- _What the task requires_: Restate each of the lines below word for word and drop every picture.

Entries with figure data
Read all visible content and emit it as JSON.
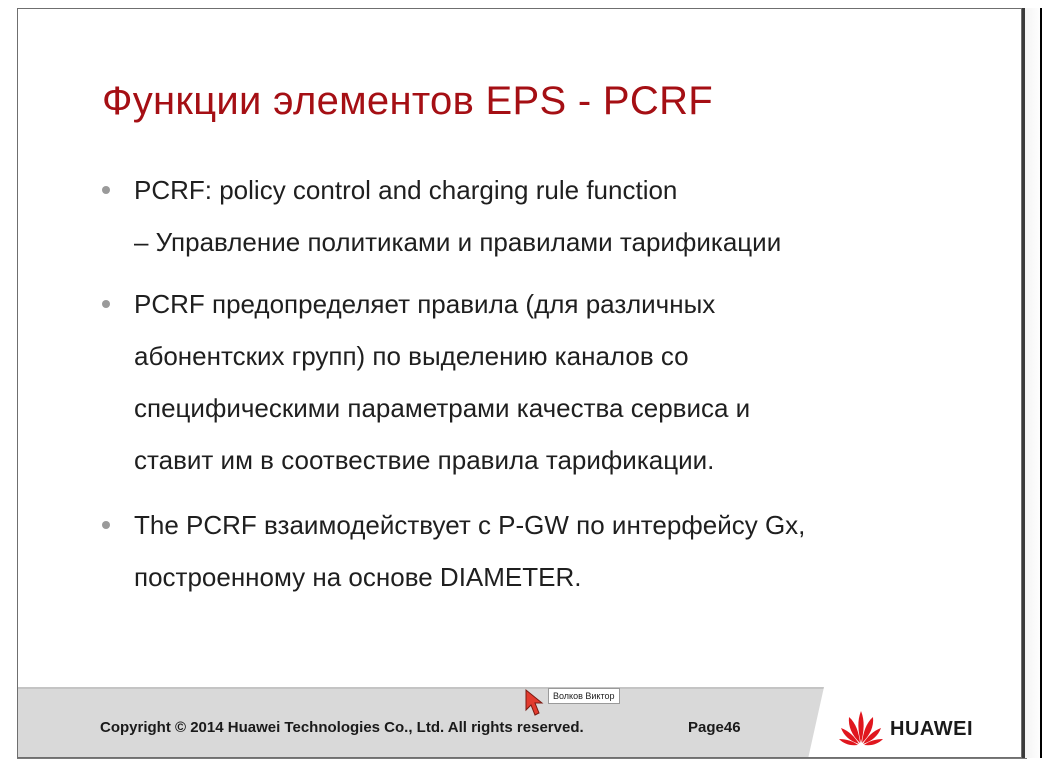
{
  "slide": {
    "title": "Функции элементов EPS - PCRF",
    "bullets": [
      {
        "lines": [
          "PCRF: policy control and charging rule function"
        ],
        "sub": "– Управление политиками и правилами тарификации"
      },
      {
        "lines": [
          "PCRF предопределяет правила (для различных",
          "абонентских групп) по выделению каналов со",
          "специфическими параметрами качества сервиса и",
          "ставит им в соотвествие правила тарификации."
        ]
      },
      {
        "lines": [
          "The PCRF взаимодействует с P-GW по интерфейсу Gx,",
          "построенному на основе DIAMETER."
        ]
      }
    ]
  },
  "footer": {
    "copyright": "Copyright © 2014 Huawei Technologies Co., Ltd. All rights reserved.",
    "page": "Page46",
    "logo_text": "HUAWEI",
    "logo_icon": "huawei-petals-icon"
  },
  "cursor": {
    "icon": "mouse-pointer-icon",
    "tooltip": "Волков Виктор"
  },
  "colors": {
    "title": "#a50f14",
    "logo": "#e0161e",
    "footer_band": "#d9d9d9",
    "text": "#1f1f1f",
    "bullet_dot": "#9a9a9a"
  }
}
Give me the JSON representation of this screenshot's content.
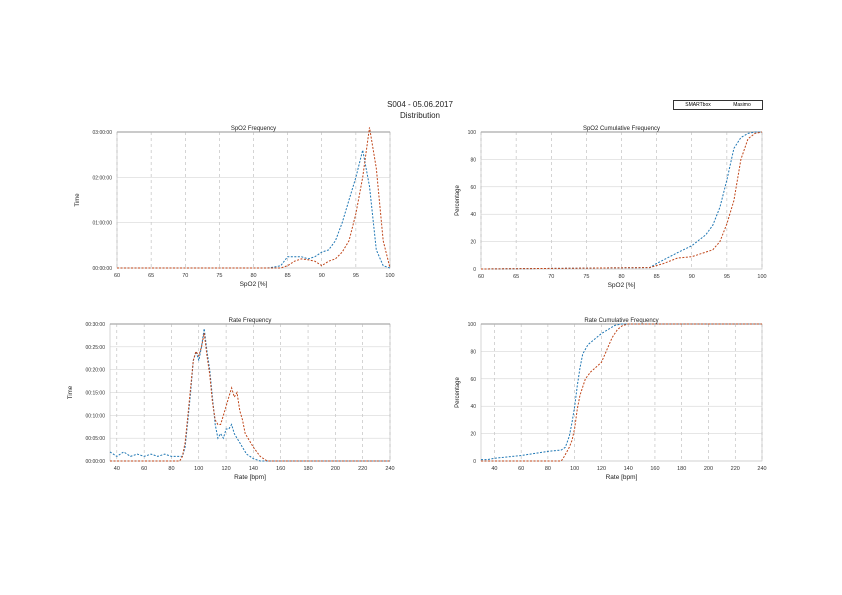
{
  "header": {
    "title": "S004 - 05.06.2017",
    "subtitle": "Distribution"
  },
  "legend": [
    "SMARTbox",
    "Masimo"
  ],
  "colors": {
    "SMARTbox": "#1f77b4",
    "Masimo": "#c0461a"
  },
  "chart_data": [
    {
      "type": "line",
      "title": "SpO2 Frequency",
      "xlabel": "SpO2 [%]",
      "ylabel": "Time",
      "xlim": [
        60,
        100
      ],
      "ylim": [
        0,
        3
      ],
      "xticks": [
        60,
        65,
        70,
        75,
        80,
        85,
        90,
        95,
        100
      ],
      "yticks": [
        0,
        1,
        2,
        3
      ],
      "yticklabels": [
        "00:00:00",
        "01:00:00",
        "02:00:00",
        "03:00:00"
      ],
      "series": [
        {
          "name": "SMARTbox",
          "x": [
            60,
            82,
            83,
            84,
            85,
            86,
            87,
            88,
            89,
            90,
            91,
            92,
            93,
            94,
            95,
            96,
            97,
            98,
            99,
            100
          ],
          "values": [
            0,
            0,
            0.02,
            0.05,
            0.25,
            0.25,
            0.25,
            0.2,
            0.25,
            0.35,
            0.4,
            0.6,
            1.0,
            1.5,
            2.0,
            2.6,
            1.8,
            0.4,
            0.05,
            0
          ]
        },
        {
          "name": "Masimo",
          "x": [
            60,
            84,
            85,
            86,
            87,
            88,
            89,
            90,
            91,
            92,
            93,
            94,
            95,
            96,
            97,
            98,
            99,
            100
          ],
          "values": [
            0,
            0,
            0.05,
            0.15,
            0.2,
            0.18,
            0.15,
            0.05,
            0.15,
            0.2,
            0.35,
            0.6,
            1.2,
            2.0,
            3.1,
            2.2,
            0.6,
            0
          ]
        }
      ]
    },
    {
      "type": "line",
      "title": "SpO2 Cumulative Frequency",
      "xlabel": "SpO2 [%]",
      "ylabel": "Percentage",
      "xlim": [
        60,
        100
      ],
      "ylim": [
        0,
        100
      ],
      "xticks": [
        60,
        65,
        70,
        75,
        80,
        85,
        90,
        95,
        100
      ],
      "yticks": [
        0,
        20,
        40,
        60,
        80,
        100
      ],
      "yticklabels": [
        "0",
        "20",
        "40",
        "60",
        "80",
        "100"
      ],
      "series": [
        {
          "name": "SMARTbox",
          "x": [
            60,
            84,
            85,
            88,
            90,
            92,
            93,
            94,
            95,
            96,
            97,
            98,
            99,
            100
          ],
          "values": [
            0,
            1,
            4,
            12,
            17,
            25,
            32,
            45,
            65,
            88,
            96,
            99,
            100,
            100
          ]
        },
        {
          "name": "Masimo",
          "x": [
            60,
            84,
            86,
            88,
            90,
            93,
            94,
            95,
            96,
            97,
            98,
            99,
            100
          ],
          "values": [
            0,
            1,
            4,
            8,
            9,
            14,
            20,
            33,
            50,
            80,
            95,
            99,
            100
          ]
        }
      ]
    },
    {
      "type": "line",
      "title": "Rate Frequency",
      "xlabel": "Rate [bpm]",
      "ylabel": "Time",
      "xlim": [
        35,
        240
      ],
      "ylim": [
        0,
        30
      ],
      "xticks": [
        40,
        60,
        80,
        100,
        120,
        140,
        160,
        180,
        200,
        220,
        240
      ],
      "yticks": [
        0,
        5,
        10,
        15,
        20,
        25,
        30
      ],
      "yticklabels": [
        "00:00:00",
        "00:05:00",
        "00:10:00",
        "00:15:00",
        "00:20:00",
        "00:25:00",
        "00:30:00"
      ],
      "series": [
        {
          "name": "SMARTbox",
          "x": [
            35,
            40,
            45,
            50,
            55,
            60,
            65,
            70,
            75,
            80,
            85,
            88,
            90,
            92,
            94,
            96,
            98,
            100,
            102,
            104,
            106,
            108,
            110,
            112,
            114,
            116,
            118,
            120,
            122,
            124,
            126,
            128,
            130,
            132,
            135,
            140,
            145,
            150,
            240
          ],
          "values": [
            2,
            1,
            2,
            1,
            1.5,
            1,
            1.5,
            1,
            1.5,
            1,
            1,
            1,
            3,
            9,
            15,
            22,
            24,
            22,
            25,
            29,
            24,
            20,
            14,
            8,
            5,
            6,
            5,
            7,
            7,
            8,
            6,
            5,
            4,
            3,
            1.5,
            0.5,
            0,
            0,
            0
          ]
        },
        {
          "name": "Masimo",
          "x": [
            35,
            86,
            88,
            90,
            92,
            94,
            96,
            98,
            100,
            102,
            104,
            106,
            108,
            110,
            112,
            114,
            116,
            118,
            120,
            122,
            124,
            126,
            128,
            130,
            132,
            134,
            136,
            140,
            145,
            150,
            240
          ],
          "values": [
            0,
            0,
            1,
            4,
            10,
            16,
            22,
            24,
            23,
            25,
            28,
            23,
            19,
            13,
            9,
            8,
            8,
            10,
            12,
            14,
            16,
            14,
            15,
            11,
            9,
            6,
            5,
            3,
            1,
            0,
            0
          ]
        }
      ]
    },
    {
      "type": "line",
      "title": "Rate Cumulative Frequency",
      "xlabel": "Rate [bpm]",
      "ylabel": "Percentage",
      "xlim": [
        30,
        240
      ],
      "ylim": [
        0,
        100
      ],
      "xticks": [
        40,
        60,
        80,
        100,
        120,
        140,
        160,
        180,
        200,
        220,
        240
      ],
      "yticks": [
        0,
        20,
        40,
        60,
        80,
        100
      ],
      "yticklabels": [
        "0",
        "20",
        "40",
        "60",
        "80",
        "100"
      ],
      "series": [
        {
          "name": "SMARTbox",
          "x": [
            30,
            35,
            40,
            60,
            80,
            90,
            93,
            96,
            98,
            100,
            102,
            104,
            106,
            110,
            120,
            130,
            135,
            140,
            240
          ],
          "values": [
            1,
            1,
            2,
            4,
            7,
            8,
            10,
            18,
            28,
            40,
            55,
            68,
            78,
            85,
            93,
            99,
            100,
            100,
            100
          ]
        },
        {
          "name": "Masimo",
          "x": [
            30,
            90,
            92,
            96,
            98,
            100,
            102,
            104,
            108,
            112,
            120,
            128,
            132,
            136,
            140,
            145,
            240
          ],
          "values": [
            0,
            0,
            3,
            10,
            15,
            24,
            38,
            48,
            60,
            65,
            72,
            90,
            96,
            99,
            100,
            100,
            100
          ]
        }
      ]
    }
  ]
}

- _Result for this task_:
Read all visible content and emit it as JSON.
{
  "slide": {
    "title": "Функции элементов EPS - PCRF",
    "bullets": [
      {
        "lines": [
          "PCRF: policy control and charging rule function"
        ],
        "sub": "– Управление политиками и правилами тарификации"
      },
      {
        "lines": [
          "PCRF предопределяет правила (для различных",
          "абонентских групп) по выделению каналов со",
          "специфическими параметрами качества сервиса и",
          "ставит им в соотвествие правила тарификации."
        ]
      },
      {
        "lines": [
          "The PCRF взаимодействует с P-GW по интерфейсу Gx,",
          "построенному на основе DIAMETER."
        ]
      }
    ]
  },
  "footer": {
    "copyright": "Copyright © 2014 Huawei Technologies Co., Ltd. All rights reserved.",
    "page": "Page46",
    "logo_text": "HUAWEI",
    "logo_icon": "huawei-petals-icon"
  },
  "cursor": {
    "icon": "mouse-pointer-icon",
    "tooltip": "Волков Виктор"
  },
  "colors": {
    "title": "#a50f14",
    "logo": "#e0161e",
    "footer_band": "#d9d9d9",
    "text": "#1f1f1f",
    "bullet_dot": "#9a9a9a"
  }
}
Give me the JSON representation of this screenshot's content.
{
  "header": {
    "title": "S004 - 05.06.2017",
    "subtitle": "Distribution"
  },
  "legend": [
    "SMARTbox",
    "Masimo"
  ],
  "colors": {
    "SMARTbox": "#1f77b4",
    "Masimo": "#c0461a"
  },
  "chart_data": [
    {
      "type": "line",
      "title": "SpO2 Frequency",
      "xlabel": "SpO2 [%]",
      "ylabel": "Time",
      "xlim": [
        60,
        100
      ],
      "ylim": [
        0,
        3
      ],
      "xticks": [
        60,
        65,
        70,
        75,
        80,
        85,
        90,
        95,
        100
      ],
      "yticks": [
        0,
        1,
        2,
        3
      ],
      "yticklabels": [
        "00:00:00",
        "01:00:00",
        "02:00:00",
        "03:00:00"
      ],
      "series": [
        {
          "name": "SMARTbox",
          "x": [
            60,
            82,
            83,
            84,
            85,
            86,
            87,
            88,
            89,
            90,
            91,
            92,
            93,
            94,
            95,
            96,
            97,
            98,
            99,
            100
          ],
          "values": [
            0,
            0,
            0.02,
            0.05,
            0.25,
            0.25,
            0.25,
            0.2,
            0.25,
            0.35,
            0.4,
            0.6,
            1.0,
            1.5,
            2.0,
            2.6,
            1.8,
            0.4,
            0.05,
            0
          ]
        },
        {
          "name": "Masimo",
          "x": [
            60,
            84,
            85,
            86,
            87,
            88,
            89,
            90,
            91,
            92,
            93,
            94,
            95,
            96,
            97,
            98,
            99,
            100
          ],
          "values": [
            0,
            0,
            0.05,
            0.15,
            0.2,
            0.18,
            0.15,
            0.05,
            0.15,
            0.2,
            0.35,
            0.6,
            1.2,
            2.0,
            3.1,
            2.2,
            0.6,
            0
          ]
        }
      ]
    },
    {
      "type": "line",
      "title": "SpO2 Cumulative Frequency",
      "xlabel": "SpO2 [%]",
      "ylabel": "Percentage",
      "xlim": [
        60,
        100
      ],
      "ylim": [
        0,
        100
      ],
      "xticks": [
        60,
        65,
        70,
        75,
        80,
        85,
        90,
        95,
        100
      ],
      "yticks": [
        0,
        20,
        40,
        60,
        80,
        100
      ],
      "yticklabels": [
        "0",
        "20",
        "40",
        "60",
        "80",
        "100"
      ],
      "series": [
        {
          "name": "SMARTbox",
          "x": [
            60,
            84,
            85,
            88,
            90,
            92,
            93,
            94,
            95,
            96,
            97,
            98,
            99,
            100
          ],
          "values": [
            0,
            1,
            4,
            12,
            17,
            25,
            32,
            45,
            65,
            88,
            96,
            99,
            100,
            100
          ]
        },
        {
          "name": "Masimo",
          "x": [
            60,
            84,
            86,
            88,
            90,
            93,
            94,
            95,
            96,
            97,
            98,
            99,
            100
          ],
          "values": [
            0,
            1,
            4,
            8,
            9,
            14,
            20,
            33,
            50,
            80,
            95,
            99,
            100
          ]
        }
      ]
    },
    {
      "type": "line",
      "title": "Rate Frequency",
      "xlabel": "Rate [bpm]",
      "ylabel": "Time",
      "xlim": [
        35,
        240
      ],
      "ylim": [
        0,
        30
      ],
      "xticks": [
        40,
        60,
        80,
        100,
        120,
        140,
        160,
        180,
        200,
        220,
        240
      ],
      "yticks": [
        0,
        5,
        10,
        15,
        20,
        25,
        30
      ],
      "yticklabels": [
        "00:00:00",
        "00:05:00",
        "00:10:00",
        "00:15:00",
        "00:20:00",
        "00:25:00",
        "00:30:00"
      ],
      "series": [
        {
          "name": "SMARTbox",
          "x": [
            35,
            40,
            45,
            50,
            55,
            60,
            65,
            70,
            75,
            80,
            85,
            88,
            90,
            92,
            94,
            96,
            98,
            100,
            102,
            104,
            106,
            108,
            110,
            112,
            114,
            116,
            118,
            120,
            122,
            124,
            126,
            128,
            130,
            132,
            135,
            140,
            145,
            150,
            240
          ],
          "values": [
            2,
            1,
            2,
            1,
            1.5,
            1,
            1.5,
            1,
            1.5,
            1,
            1,
            1,
            3,
            9,
            15,
            22,
            24,
            22,
            25,
            29,
            24,
            20,
            14,
            8,
            5,
            6,
            5,
            7,
            7,
            8,
            6,
            5,
            4,
            3,
            1.5,
            0.5,
            0,
            0,
            0
          ]
        },
        {
          "name": "Masimo",
          "x": [
            35,
            86,
            88,
            90,
            92,
            94,
            96,
            98,
            100,
            102,
            104,
            106,
            108,
            110,
            112,
            114,
            116,
            118,
            120,
            122,
            124,
            126,
            128,
            130,
            132,
            134,
            136,
            140,
            145,
            150,
            240
          ],
          "values": [
            0,
            0,
            1,
            4,
            10,
            16,
            22,
            24,
            23,
            25,
            28,
            23,
            19,
            13,
            9,
            8,
            8,
            10,
            12,
            14,
            16,
            14,
            15,
            11,
            9,
            6,
            5,
            3,
            1,
            0,
            0
          ]
        }
      ]
    },
    {
      "type": "line",
      "title": "Rate Cumulative Frequency",
      "xlabel": "Rate [bpm]",
      "ylabel": "Percentage",
      "xlim": [
        30,
        240
      ],
      "ylim": [
        0,
        100
      ],
      "xticks": [
        40,
        60,
        80,
        100,
        120,
        140,
        160,
        180,
        200,
        220,
        240
      ],
      "yticks": [
        0,
        20,
        40,
        60,
        80,
        100
      ],
      "yticklabels": [
        "0",
        "20",
        "40",
        "60",
        "80",
        "100"
      ],
      "series": [
        {
          "name": "SMARTbox",
          "x": [
            30,
            35,
            40,
            60,
            80,
            90,
            93,
            96,
            98,
            100,
            102,
            104,
            106,
            110,
            120,
            130,
            135,
            140,
            240
          ],
          "values": [
            1,
            1,
            2,
            4,
            7,
            8,
            10,
            18,
            28,
            40,
            55,
            68,
            78,
            85,
            93,
            99,
            100,
            100,
            100
          ]
        },
        {
          "name": "Masimo",
          "x": [
            30,
            90,
            92,
            96,
            98,
            100,
            102,
            104,
            108,
            112,
            120,
            128,
            132,
            136,
            140,
            145,
            240
          ],
          "values": [
            0,
            0,
            3,
            10,
            15,
            24,
            38,
            48,
            60,
            65,
            72,
            90,
            96,
            99,
            100,
            100,
            100
          ]
        }
      ]
    }
  ]
}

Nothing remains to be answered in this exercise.